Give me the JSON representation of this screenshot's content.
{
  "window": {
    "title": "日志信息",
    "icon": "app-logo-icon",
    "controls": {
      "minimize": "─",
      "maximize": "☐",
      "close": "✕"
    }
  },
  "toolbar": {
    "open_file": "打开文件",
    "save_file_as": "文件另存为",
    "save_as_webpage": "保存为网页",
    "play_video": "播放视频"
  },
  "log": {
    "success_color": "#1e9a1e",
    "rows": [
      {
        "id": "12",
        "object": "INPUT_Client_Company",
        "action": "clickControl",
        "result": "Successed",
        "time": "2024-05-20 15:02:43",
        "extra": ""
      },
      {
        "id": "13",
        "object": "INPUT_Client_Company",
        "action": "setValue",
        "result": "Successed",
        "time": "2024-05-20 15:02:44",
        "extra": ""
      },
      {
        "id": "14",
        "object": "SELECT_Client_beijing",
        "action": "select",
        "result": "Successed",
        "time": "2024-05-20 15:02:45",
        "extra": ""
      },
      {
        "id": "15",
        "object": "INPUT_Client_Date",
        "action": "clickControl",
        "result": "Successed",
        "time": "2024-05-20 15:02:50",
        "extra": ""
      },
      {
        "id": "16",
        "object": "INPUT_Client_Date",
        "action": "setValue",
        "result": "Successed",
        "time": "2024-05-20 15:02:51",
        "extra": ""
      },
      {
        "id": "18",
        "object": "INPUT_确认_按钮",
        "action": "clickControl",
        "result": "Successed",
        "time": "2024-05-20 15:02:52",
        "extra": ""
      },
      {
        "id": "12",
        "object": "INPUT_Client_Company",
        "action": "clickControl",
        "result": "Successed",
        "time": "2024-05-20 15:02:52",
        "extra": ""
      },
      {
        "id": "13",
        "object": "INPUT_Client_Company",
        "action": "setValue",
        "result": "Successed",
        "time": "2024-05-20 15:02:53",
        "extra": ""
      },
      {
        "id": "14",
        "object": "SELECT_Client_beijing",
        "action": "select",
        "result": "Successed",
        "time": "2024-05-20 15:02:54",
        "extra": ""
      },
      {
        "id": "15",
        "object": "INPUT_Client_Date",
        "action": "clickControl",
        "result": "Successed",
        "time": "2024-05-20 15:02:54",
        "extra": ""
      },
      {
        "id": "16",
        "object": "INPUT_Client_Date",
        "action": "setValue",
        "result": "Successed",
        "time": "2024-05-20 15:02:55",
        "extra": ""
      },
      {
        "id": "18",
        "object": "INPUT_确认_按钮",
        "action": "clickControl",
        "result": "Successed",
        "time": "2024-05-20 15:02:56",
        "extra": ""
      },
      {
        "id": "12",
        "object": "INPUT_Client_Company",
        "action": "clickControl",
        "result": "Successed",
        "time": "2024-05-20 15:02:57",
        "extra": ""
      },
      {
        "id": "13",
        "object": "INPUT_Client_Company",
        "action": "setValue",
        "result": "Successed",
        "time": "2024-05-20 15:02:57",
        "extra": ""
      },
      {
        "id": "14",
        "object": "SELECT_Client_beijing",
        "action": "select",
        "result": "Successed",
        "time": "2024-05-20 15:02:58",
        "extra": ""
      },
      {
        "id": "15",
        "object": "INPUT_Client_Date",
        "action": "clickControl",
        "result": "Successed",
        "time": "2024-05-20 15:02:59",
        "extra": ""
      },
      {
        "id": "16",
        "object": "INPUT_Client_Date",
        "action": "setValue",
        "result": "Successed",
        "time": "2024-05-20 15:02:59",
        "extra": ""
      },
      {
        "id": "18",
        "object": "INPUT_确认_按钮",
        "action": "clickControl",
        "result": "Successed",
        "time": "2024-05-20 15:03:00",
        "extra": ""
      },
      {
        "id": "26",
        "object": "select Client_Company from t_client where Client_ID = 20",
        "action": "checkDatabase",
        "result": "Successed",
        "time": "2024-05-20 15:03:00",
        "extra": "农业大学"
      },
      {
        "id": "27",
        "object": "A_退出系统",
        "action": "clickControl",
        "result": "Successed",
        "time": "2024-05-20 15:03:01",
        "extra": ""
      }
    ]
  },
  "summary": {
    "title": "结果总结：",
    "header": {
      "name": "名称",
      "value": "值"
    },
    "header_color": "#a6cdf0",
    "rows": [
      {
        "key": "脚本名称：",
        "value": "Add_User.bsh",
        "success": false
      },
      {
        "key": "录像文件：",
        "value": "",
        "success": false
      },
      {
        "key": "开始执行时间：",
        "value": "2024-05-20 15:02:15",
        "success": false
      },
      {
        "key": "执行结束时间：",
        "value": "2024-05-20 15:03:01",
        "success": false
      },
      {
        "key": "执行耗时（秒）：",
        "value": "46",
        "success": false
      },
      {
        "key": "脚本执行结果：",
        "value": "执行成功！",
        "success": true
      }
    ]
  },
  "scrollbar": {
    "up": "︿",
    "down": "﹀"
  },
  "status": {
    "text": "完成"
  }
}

━━━

Task requirements → Each line of the listing should be copied exactly.

Result →
Give me the JSON representation of this screenshot's content.
{
  "window": {
    "title": "日志信息",
    "icon": "app-logo-icon",
    "controls": {
      "minimize": "─",
      "maximize": "☐",
      "close": "✕"
    }
  },
  "toolbar": {
    "open_file": "打开文件",
    "save_file_as": "文件另存为",
    "save_as_webpage": "保存为网页",
    "play_video": "播放视频"
  },
  "log": {
    "success_color": "#1e9a1e",
    "rows": [
      {
        "id": "12",
        "object": "INPUT_Client_Company",
        "action": "clickControl",
        "result": "Successed",
        "time": "2024-05-20 15:02:43",
        "extra": ""
      },
      {
        "id": "13",
        "object": "INPUT_Client_Company",
        "action": "setValue",
        "result": "Successed",
        "time": "2024-05-20 15:02:44",
        "extra": ""
      },
      {
        "id": "14",
        "object": "SELECT_Client_beijing",
        "action": "select",
        "result": "Successed",
        "time": "2024-05-20 15:02:45",
        "extra": ""
      },
      {
        "id": "15",
        "object": "INPUT_Client_Date",
        "action": "clickControl",
        "result": "Successed",
        "time": "2024-05-20 15:02:50",
        "extra": ""
      },
      {
        "id": "16",
        "object": "INPUT_Client_Date",
        "action": "setValue",
        "result": "Successed",
        "time": "2024-05-20 15:02:51",
        "extra": ""
      },
      {
        "id": "18",
        "object": "INPUT_确认_按钮",
        "action": "clickControl",
        "result": "Successed",
        "time": "2024-05-20 15:02:52",
        "extra": ""
      },
      {
        "id": "12",
        "object": "INPUT_Client_Company",
        "action": "clickControl",
        "result": "Successed",
        "time": "2024-05-20 15:02:52",
        "extra": ""
      },
      {
        "id": "13",
        "object": "INPUT_Client_Company",
        "action": "setValue",
        "result": "Successed",
        "time": "2024-05-20 15:02:53",
        "extra": ""
      },
      {
        "id": "14",
        "object": "SELECT_Client_beijing",
        "action": "select",
        "result": "Successed",
        "time": "2024-05-20 15:02:54",
        "extra": ""
      },
      {
        "id": "15",
        "object": "INPUT_Client_Date",
        "action": "clickControl",
        "result": "Successed",
        "time": "2024-05-20 15:02:54",
        "extra": ""
      },
      {
        "id": "16",
        "object": "INPUT_Client_Date",
        "action": "setValue",
        "result": "Successed",
        "time": "2024-05-20 15:02:55",
        "extra": ""
      },
      {
        "id": "18",
        "object": "INPUT_确认_按钮",
        "action": "clickControl",
        "result": "Successed",
        "time": "2024-05-20 15:02:56",
        "extra": ""
      },
      {
        "id": "12",
        "object": "INPUT_Client_Company",
        "action": "clickControl",
        "result": "Successed",
        "time": "2024-05-20 15:02:57",
        "extra": ""
      },
      {
        "id": "13",
        "object": "INPUT_Client_Company",
        "action": "setValue",
        "result": "Successed",
        "time": "2024-05-20 15:02:57",
        "extra": ""
      },
      {
        "id": "14",
        "object": "SELECT_Client_beijing",
        "action": "select",
        "result": "Successed",
        "time": "2024-05-20 15:02:58",
        "extra": ""
      },
      {
        "id": "15",
        "object": "INPUT_Client_Date",
        "action": "clickControl",
        "result": "Successed",
        "time": "2024-05-20 15:02:59",
        "extra": ""
      },
      {
        "id": "16",
        "object": "INPUT_Client_Date",
        "action": "setValue",
        "result": "Successed",
        "time": "2024-05-20 15:02:59",
        "extra": ""
      },
      {
        "id": "18",
        "object": "INPUT_确认_按钮",
        "action": "clickControl",
        "result": "Successed",
        "time": "2024-05-20 15:03:00",
        "extra": ""
      },
      {
        "id": "26",
        "object": "select Client_Company from t_client where Client_ID = 20",
        "action": "checkDatabase",
        "result": "Successed",
        "time": "2024-05-20 15:03:00",
        "extra": "农业大学"
      },
      {
        "id": "27",
        "object": "A_退出系统",
        "action": "clickControl",
        "result": "Successed",
        "time": "2024-05-20 15:03:01",
        "extra": ""
      }
    ]
  },
  "summary": {
    "title": "结果总结：",
    "header": {
      "name": "名称",
      "value": "值"
    },
    "header_color": "#a6cdf0",
    "rows": [
      {
        "key": "脚本名称：",
        "value": "Add_User.bsh",
        "success": false
      },
      {
        "key": "录像文件：",
        "value": "",
        "success": false
      },
      {
        "key": "开始执行时间：",
        "value": "2024-05-20 15:02:15",
        "success": false
      },
      {
        "key": "执行结束时间：",
        "value": "2024-05-20 15:03:01",
        "success": false
      },
      {
        "key": "执行耗时（秒）：",
        "value": "46",
        "success": false
      },
      {
        "key": "脚本执行结果：",
        "value": "执行成功！",
        "success": true
      }
    ]
  },
  "scrollbar": {
    "up": "︿",
    "down": "﹀"
  },
  "status": {
    "text": "完成"
  }
}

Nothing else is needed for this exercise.